▸ **AVAILABLE RECORDS**
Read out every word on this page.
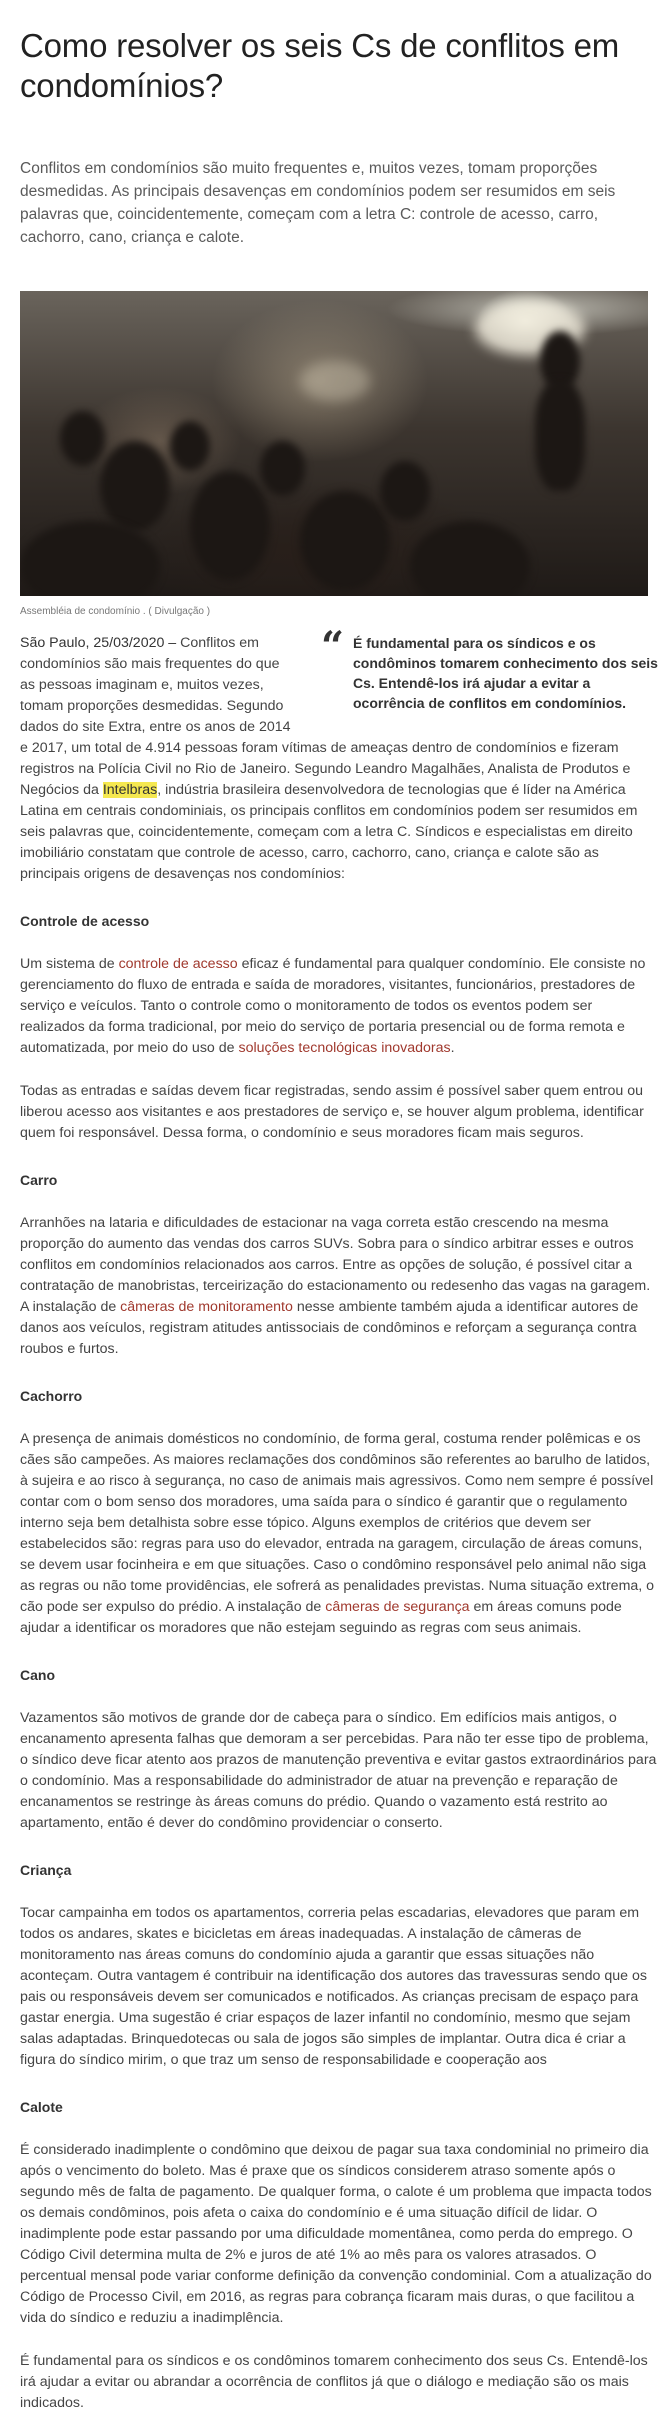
Como resolver os seis Cs de conflitos em condomínios?

Conflitos em condomínios são muito frequentes e, muitos vezes, tomam proporções desmedidas. As principais desavenças em condomínios podem ser resumidos em seis palavras que, coincidentemente, começam com a letra C: controle de acesso, carro, cachorro, cano, criança e calote.

Assembléia de condomínio . ( Divulgação )
“ É fundamental para os síndicos e os condôminos tomarem conhecimento dos seis Cs. Entendê-los irá ajudar a evitar a ocorrência de conflitos em condomínios.

São Paulo, 25/03/2020 – Conflitos em condomínios são mais frequentes do que as pessoas imaginam e, muitos vezes, tomam proporções desmedidas. Segundo dados do site Extra, entre os anos de 2014 e 2017, um total de 4.914 pessoas foram vítimas de ameaças dentro de condomínios e fizeram registros na Polícia Civil no Rio de Janeiro. Segundo Leandro Magalhães, Analista de Produtos e Negócios da Intelbras, indústria brasileira desenvolvedora de tecnologias que é líder na América Latina em centrais condominiais, os principais conflitos em condomínios podem ser resumidos em seis palavras que, coincidentemente, começam com a letra C. Síndicos e especialistas em direito imobiliário constatam que controle de acesso, carro, cachorro, cano, criança e calote são as principais origens de desavenças nos condomínios:

Controle de acesso

Um sistema de controle de acesso eficaz é fundamental para qualquer condomínio. Ele consiste no gerenciamento do fluxo de entrada e saída de moradores, visitantes, funcionários, prestadores de serviço e veículos. Tanto o controle como o monitoramento de todos os eventos podem ser realizados da forma tradicional, por meio do serviço de portaria presencial ou de forma remota e automatizada, por meio do uso de soluções tecnológicas inovadoras.

Todas as entradas e saídas devem ficar registradas, sendo assim é possível saber quem entrou ou liberou acesso aos visitantes e aos prestadores de serviço e, se houver algum problema, identificar quem foi responsável. Dessa forma, o condomínio e seus moradores ficam mais seguros.

Carro

Arranhões na lataria e dificuldades de estacionar na vaga correta estão crescendo na mesma proporção do aumento das vendas dos carros SUVs. Sobra para o síndico arbitrar esses e outros conflitos em condomínios relacionados aos carros. Entre as opções de solução, é possível citar a contratação de manobristas, terceirização do estacionamento ou redesenho das vagas na garagem. A instalação de câmeras de monitoramento nesse ambiente também ajuda a identificar autores de danos aos veículos, registram atitudes antissociais de condôminos e reforçam a segurança contra roubos e furtos.

Cachorro

A presença de animais domésticos no condomínio, de forma geral, costuma render polêmicas e os cães são campeões. As maiores reclamações dos condôminos são referentes ao barulho de latidos, à sujeira e ao risco à segurança, no caso de animais mais agressivos. Como nem sempre é possível contar com o bom senso dos moradores, uma saída para o síndico é garantir que o regulamento interno seja bem detalhista sobre esse tópico. Alguns exemplos de critérios que devem ser estabelecidos são: regras para uso do elevador, entrada na garagem, circulação de áreas comuns, se devem usar focinheira e em que situações. Caso o condômino responsável pelo animal não siga as regras ou não tome providências, ele sofrerá as penalidades previstas. Numa situação extrema, o cão pode ser expulso do prédio. A instalação de câmeras de segurança em áreas comuns pode ajudar a identificar os moradores que não estejam seguindo as regras com seus animais.

Cano

Vazamentos são motivos de grande dor de cabeça para o síndico. Em edifícios mais antigos, o encanamento apresenta falhas que demoram a ser percebidas. Para não ter esse tipo de problema, o síndico deve ficar atento aos prazos de manutenção preventiva e evitar gastos extraordinários para o condomínio. Mas a responsabilidade do administrador de atuar na prevenção e reparação de encanamentos se restringe às áreas comuns do prédio. Quando o vazamento está restrito ao apartamento, então é dever do condômino providenciar o conserto.

Criança

Tocar campainha em todos os apartamentos, correria pelas escadarias, elevadores que param em todos os andares, skates e bicicletas em áreas inadequadas. A instalação de câmeras de monitoramento nas áreas comuns do condomínio ajuda a garantir que essas situações não aconteçam. Outra vantagem é contribuir na identificação dos autores das travessuras sendo que os pais ou responsáveis devem ser comunicados e notificados. As crianças precisam de espaço para gastar energia. Uma sugestão é criar espaços de lazer infantil no condomínio, mesmo que sejam salas adaptadas. Brinquedotecas ou sala de jogos são simples de implantar. Outra dica é criar a figura do síndico mirim, o que traz um senso de responsabilidade e cooperação aos

Calote

É considerado inadimplente o condômino que deixou de pagar sua taxa condominial no primeiro dia após o vencimento do boleto. Mas é praxe que os síndicos considerem atraso somente após o segundo mês de falta de pagamento. De qualquer forma, o calote é um problema que impacta todos os demais condôminos, pois afeta o caixa do condomínio e é uma situação difícil de lidar. O inadimplente pode estar passando por uma dificuldade momentânea, como perda do emprego. O Código Civil determina multa de 2% e juros de até 1% ao mês para os valores atrasados. O percentual mensal pode variar conforme definição da convenção condominial. Com a atualização do Código de Processo Civil, em 2016, as regras para cobrança ficaram mais duras, o que facilitou a vida do síndico e reduziu a inadimplência.

É fundamental para os síndicos e os condôminos tomarem conhecimento dos seus Cs. Entendê-los irá ajudar a evitar ou abrandar a ocorrência de conflitos já que o diálogo e mediação são os mais indicados.
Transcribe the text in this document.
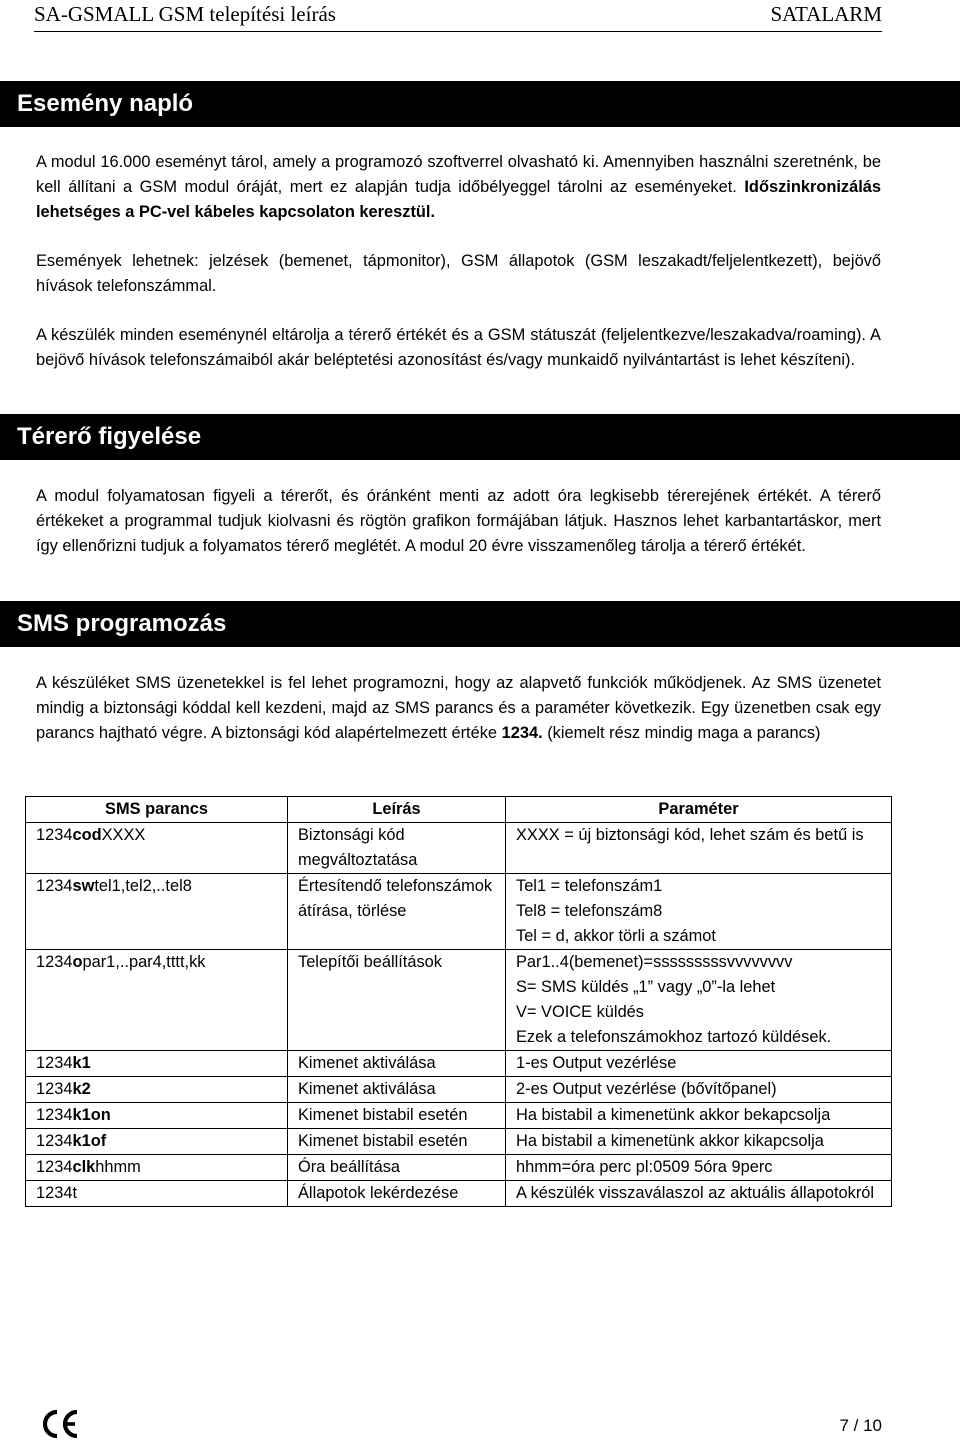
SA-GSMALL GSM telepítési leírás	SATALARM
Esemény napló

A modul 16.000 eseményt tárol, amely a programozó szoftverrel olvasható ki. Amennyiben használni szeretnénk, be kell állítani a GSM modul óráját, mert ez alapján tudja időbélyeggel tárolni az eseményeket. Időszinkronizálás lehetséges a PC-vel kábeles kapcsolaton keresztül.

Események lehetnek: jelzések (bemenet, tápmonitor), GSM állapotok (GSM leszakadt/feljelentkezett), bejövő hívások telefonszámmal.

A készülék minden eseménynél eltárolja a térerő értékét és a GSM státuszát (feljelentkezve/leszakadva/roaming). A bejövő hívások telefonszámaiból akár beléptetési azonosítást és/vagy munkaidő nyilvántartást is lehet készíteni).

Térerő figyelése

A modul folyamatosan figyeli a térerőt, és óránként menti az adott óra legkisebb térerejének értékét. A térerő értékeket a programmal tudjuk kiolvasni és rögtön grafikon formájában látjuk. Hasznos lehet karbantartáskor, mert így ellenőrizni tudjuk a folyamatos térerő meglétét. A modul 20 évre visszamenőleg tárolja a térerő értékét.

SMS programozás

A készüléket SMS üzenetekkel is fel lehet programozni, hogy az alapvető funkciók működjenek. Az SMS üzenetet mindig a biztonsági kóddal kell kezdeni, majd az SMS parancs és a paraméter következik. Egy üzenetben csak egy parancs hajtható végre. A biztonsági kód alapértelmezett értéke 1234. (kiemelt rész mindig maga a parancs)

SMS parancs	Leírás	Paraméter
1234codXXXX	Biztonsági kód megváltoztatása	XXXX = új biztonsági kód, lehet szám és betű is

1234swtel1,tel2,..tel8	Értesítendő telefonszámok átírása, törlése	Tel1 = telefonszám1
Tel8 = telefonszám8
Tel = d, akkor törli a számot

1234opar1,..par4,tttt,kk	Telepítői beállítások	Par1..4(bemenet)=sssssssssvvvvvvvv
S= SMS küldés „1” vagy „0”-la lehet
V= VOICE küldés
Ezek a telefonszámokhoz tartozó küldések.

1234k1	Kimenet aktiválása	1-es Output vezérlése

1234k2	Kimenet aktiválása	2-es Output vezérlése (bővítőpanel)

1234k1on	Kimenet bistabil esetén	Ha bistabil a kimenetünk akkor bekapcsolja

1234k1of	Kimenet bistabil esetén	Ha bistabil a kimenetünk akkor kikapcsolja

1234clkhhmm	Óra beállítása	hhmm=óra perc pl:0509 5óra 9perc

1234t	Állapotok lekérdezése	A készülék visszaválaszol az aktuális állapotokról
7 / 10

▸ **OBJECTIVE**
Give back the whole listing as it stands, minus its pictures.

▸ **EXERCISE SOLUTION**
Read out every word on this page.
Como resolver os seis Cs de conflitos em condomínios?

Conflitos em condomínios são muito frequentes e, muitos vezes, tomam proporções desmedidas. As principais desavenças em condomínios podem ser resumidos em seis palavras que, coincidentemente, começam com a letra C: controle de acesso, carro, cachorro, cano, criança e calote.

Assembléia de condomínio . ( Divulgação )
“ É fundamental para os síndicos e os condôminos tomarem conhecimento dos seis Cs. Entendê-los irá ajudar a evitar a ocorrência de conflitos em condomínios.

São Paulo, 25/03/2020 – Conflitos em condomínios são mais frequentes do que as pessoas imaginam e, muitos vezes, tomam proporções desmedidas. Segundo dados do site Extra, entre os anos de 2014 e 2017, um total de 4.914 pessoas foram vítimas de ameaças dentro de condomínios e fizeram registros na Polícia Civil no Rio de Janeiro. Segundo Leandro Magalhães, Analista de Produtos e Negócios da Intelbras, indústria brasileira desenvolvedora de tecnologias que é líder na América Latina em centrais condominiais, os principais conflitos em condomínios podem ser resumidos em seis palavras que, coincidentemente, começam com a letra C. Síndicos e especialistas em direito imobiliário constatam que controle de acesso, carro, cachorro, cano, criança e calote são as principais origens de desavenças nos condomínios:

Controle de acesso

Um sistema de controle de acesso eficaz é fundamental para qualquer condomínio. Ele consiste no gerenciamento do fluxo de entrada e saída de moradores, visitantes, funcionários, prestadores de serviço e veículos. Tanto o controle como o monitoramento de todos os eventos podem ser realizados da forma tradicional, por meio do serviço de portaria presencial ou de forma remota e automatizada, por meio do uso de soluções tecnológicas inovadoras.

Todas as entradas e saídas devem ficar registradas, sendo assim é possível saber quem entrou ou liberou acesso aos visitantes e aos prestadores de serviço e, se houver algum problema, identificar quem foi responsável. Dessa forma, o condomínio e seus moradores ficam mais seguros.

Carro

Arranhões na lataria e dificuldades de estacionar na vaga correta estão crescendo na mesma proporção do aumento das vendas dos carros SUVs. Sobra para o síndico arbitrar esses e outros conflitos em condomínios relacionados aos carros. Entre as opções de solução, é possível citar a contratação de manobristas, terceirização do estacionamento ou redesenho das vagas na garagem. A instalação de câmeras de monitoramento nesse ambiente também ajuda a identificar autores de danos aos veículos, registram atitudes antissociais de condôminos e reforçam a segurança contra roubos e furtos.

Cachorro

A presença de animais domésticos no condomínio, de forma geral, costuma render polêmicas e os cães são campeões. As maiores reclamações dos condôminos são referentes ao barulho de latidos, à sujeira e ao risco à segurança, no caso de animais mais agressivos. Como nem sempre é possível contar com o bom senso dos moradores, uma saída para o síndico é garantir que o regulamento interno seja bem detalhista sobre esse tópico. Alguns exemplos de critérios que devem ser estabelecidos são: regras para uso do elevador, entrada na garagem, circulação de áreas comuns, se devem usar focinheira e em que situações. Caso o condômino responsável pelo animal não siga as regras ou não tome providências, ele sofrerá as penalidades previstas. Numa situação extrema, o cão pode ser expulso do prédio. A instalação de câmeras de segurança em áreas comuns pode ajudar a identificar os moradores que não estejam seguindo as regras com seus animais.

Cano

Vazamentos são motivos de grande dor de cabeça para o síndico. Em edifícios mais antigos, o encanamento apresenta falhas que demoram a ser percebidas. Para não ter esse tipo de problema, o síndico deve ficar atento aos prazos de manutenção preventiva e evitar gastos extraordinários para o condomínio. Mas a responsabilidade do administrador de atuar na prevenção e reparação de encanamentos se restringe às áreas comuns do prédio. Quando o vazamento está restrito ao apartamento, então é dever do condômino providenciar o conserto.

Criança

Tocar campainha em todos os apartamentos, correria pelas escadarias, elevadores que param em todos os andares, skates e bicicletas em áreas inadequadas. A instalação de câmeras de monitoramento nas áreas comuns do condomínio ajuda a garantir que essas situações não aconteçam. Outra vantagem é contribuir na identificação dos autores das travessuras sendo que os pais ou responsáveis devem ser comunicados e notificados. As crianças precisam de espaço para gastar energia. Uma sugestão é criar espaços de lazer infantil no condomínio, mesmo que sejam salas adaptadas. Brinquedotecas ou sala de jogos são simples de implantar. Outra dica é criar a figura do síndico mirim, o que traz um senso de responsabilidade e cooperação aos

Calote

É considerado inadimplente o condômino que deixou de pagar sua taxa condominial no primeiro dia após o vencimento do boleto. Mas é praxe que os síndicos considerem atraso somente após o segundo mês de falta de pagamento. De qualquer forma, o calote é um problema que impacta todos os demais condôminos, pois afeta o caixa do condomínio e é uma situação difícil de lidar. O inadimplente pode estar passando por uma dificuldade momentânea, como perda do emprego. O Código Civil determina multa de 2% e juros de até 1% ao mês para os valores atrasados. O percentual mensal pode variar conforme definição da convenção condominial. Com a atualização do Código de Processo Civil, em 2016, as regras para cobrança ficaram mais duras, o que facilitou a vida do síndico e reduziu a inadimplência.

É fundamental para os síndicos e os condôminos tomarem conhecimento dos seus Cs. Entendê-los irá ajudar a evitar ou abrandar a ocorrência de conflitos já que o diálogo e mediação são os mais indicados.
Transcribe the text in this document.
SA-GSMALL GSM telepítési leírás	SATALARM
Esemény napló

A modul 16.000 eseményt tárol, amely a programozó szoftverrel olvasható ki. Amennyiben használni szeretnénk, be kell állítani a GSM modul óráját, mert ez alapján tudja időbélyeggel tárolni az eseményeket. Időszinkronizálás lehetséges a PC-vel kábeles kapcsolaton keresztül.

Események lehetnek: jelzések (bemenet, tápmonitor), GSM állapotok (GSM leszakadt/feljelentkezett), bejövő hívások telefonszámmal.

A készülék minden eseménynél eltárolja a térerő értékét és a GSM státuszát (feljelentkezve/leszakadva/roaming). A bejövő hívások telefonszámaiból akár beléptetési azonosítást és/vagy munkaidő nyilvántartást is lehet készíteni).

Térerő figyelése

A modul folyamatosan figyeli a térerőt, és óránként menti az adott óra legkisebb térerejének értékét. A térerő értékeket a programmal tudjuk kiolvasni és rögtön grafikon formájában látjuk. Hasznos lehet karbantartáskor, mert így ellenőrizni tudjuk a folyamatos térerő meglétét. A modul 20 évre visszamenőleg tárolja a térerő értékét.

SMS programozás

A készüléket SMS üzenetekkel is fel lehet programozni, hogy az alapvető funkciók működjenek. Az SMS üzenetet mindig a biztonsági kóddal kell kezdeni, majd az SMS parancs és a paraméter következik. Egy üzenetben csak egy parancs hajtható végre. A biztonsági kód alapértelmezett értéke 1234. (kiemelt rész mindig maga a parancs)

SMS parancs	Leírás	Paraméter
1234codXXXX	Biztonsági kód megváltoztatása	XXXX = új biztonsági kód, lehet szám és betű is

1234swtel1,tel2,..tel8	Értesítendő telefonszámok átírása, törlése	Tel1 = telefonszám1
Tel8 = telefonszám8
Tel = d, akkor törli a számot

1234opar1,..par4,tttt,kk	Telepítői beállítások	Par1..4(bemenet)=sssssssssvvvvvvvv
S= SMS küldés „1” vagy „0”-la lehet
V= VOICE küldés
Ezek a telefonszámokhoz tartozó küldések.

1234k1	Kimenet aktiválása	1-es Output vezérlése

1234k2	Kimenet aktiválása	2-es Output vezérlése (bővítőpanel)

1234k1on	Kimenet bistabil esetén	Ha bistabil a kimenetünk akkor bekapcsolja

1234k1of	Kimenet bistabil esetén	Ha bistabil a kimenetünk akkor kikapcsolja

1234clkhhmm	Óra beállítása	hhmm=óra perc pl:0509 5óra 9perc

1234t	Állapotok lekérdezése	A készülék visszaválaszol az aktuális állapotokról
7 / 10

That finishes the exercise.